-- Records shown --
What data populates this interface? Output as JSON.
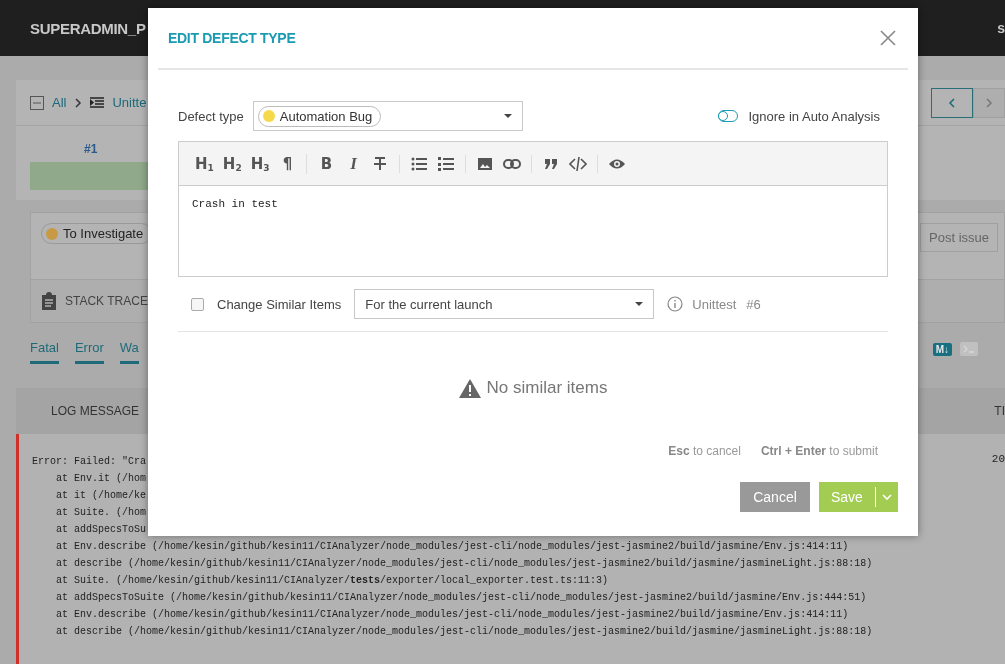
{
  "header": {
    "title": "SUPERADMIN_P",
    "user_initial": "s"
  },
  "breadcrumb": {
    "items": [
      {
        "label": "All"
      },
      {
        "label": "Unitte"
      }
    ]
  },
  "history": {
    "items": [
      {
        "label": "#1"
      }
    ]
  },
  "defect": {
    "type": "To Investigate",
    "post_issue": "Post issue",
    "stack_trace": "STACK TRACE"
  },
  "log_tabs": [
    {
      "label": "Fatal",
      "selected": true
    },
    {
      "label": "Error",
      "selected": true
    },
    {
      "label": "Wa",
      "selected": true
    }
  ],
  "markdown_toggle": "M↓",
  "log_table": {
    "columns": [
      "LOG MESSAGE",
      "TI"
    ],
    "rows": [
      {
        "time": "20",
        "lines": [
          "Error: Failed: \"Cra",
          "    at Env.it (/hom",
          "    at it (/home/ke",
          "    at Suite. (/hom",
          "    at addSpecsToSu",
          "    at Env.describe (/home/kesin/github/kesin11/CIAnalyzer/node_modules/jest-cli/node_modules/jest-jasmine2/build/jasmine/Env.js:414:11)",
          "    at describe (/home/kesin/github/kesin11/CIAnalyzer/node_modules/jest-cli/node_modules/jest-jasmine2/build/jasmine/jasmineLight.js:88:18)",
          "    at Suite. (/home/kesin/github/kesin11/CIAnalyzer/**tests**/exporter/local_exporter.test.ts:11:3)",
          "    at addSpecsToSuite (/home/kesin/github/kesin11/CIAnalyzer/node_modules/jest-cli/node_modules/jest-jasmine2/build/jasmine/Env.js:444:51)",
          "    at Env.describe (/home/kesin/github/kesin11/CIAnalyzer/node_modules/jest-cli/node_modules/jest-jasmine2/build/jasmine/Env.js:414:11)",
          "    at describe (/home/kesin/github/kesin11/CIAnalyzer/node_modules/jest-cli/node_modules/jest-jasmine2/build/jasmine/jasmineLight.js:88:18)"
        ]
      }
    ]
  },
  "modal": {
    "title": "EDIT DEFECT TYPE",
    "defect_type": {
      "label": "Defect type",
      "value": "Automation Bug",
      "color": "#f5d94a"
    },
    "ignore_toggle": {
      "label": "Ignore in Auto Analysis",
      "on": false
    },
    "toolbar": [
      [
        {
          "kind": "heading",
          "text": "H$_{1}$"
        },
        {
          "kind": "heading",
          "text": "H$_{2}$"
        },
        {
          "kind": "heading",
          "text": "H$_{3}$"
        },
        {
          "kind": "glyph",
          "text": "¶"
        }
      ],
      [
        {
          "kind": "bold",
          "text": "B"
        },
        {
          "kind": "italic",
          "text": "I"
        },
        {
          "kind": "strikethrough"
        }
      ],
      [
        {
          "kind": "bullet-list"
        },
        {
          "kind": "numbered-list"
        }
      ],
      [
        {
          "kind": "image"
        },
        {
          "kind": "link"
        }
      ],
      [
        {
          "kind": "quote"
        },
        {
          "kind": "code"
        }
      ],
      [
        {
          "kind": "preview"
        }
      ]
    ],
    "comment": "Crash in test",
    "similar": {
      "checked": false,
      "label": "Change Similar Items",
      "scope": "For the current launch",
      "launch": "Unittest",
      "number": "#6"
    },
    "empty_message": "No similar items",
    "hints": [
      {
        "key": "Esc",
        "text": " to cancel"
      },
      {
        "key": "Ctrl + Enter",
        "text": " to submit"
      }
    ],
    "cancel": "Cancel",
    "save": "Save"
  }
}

-- Stated goal --
State the number of lines in the preceding entries that include the word "list". Provide nothing else.

-- Written response --
2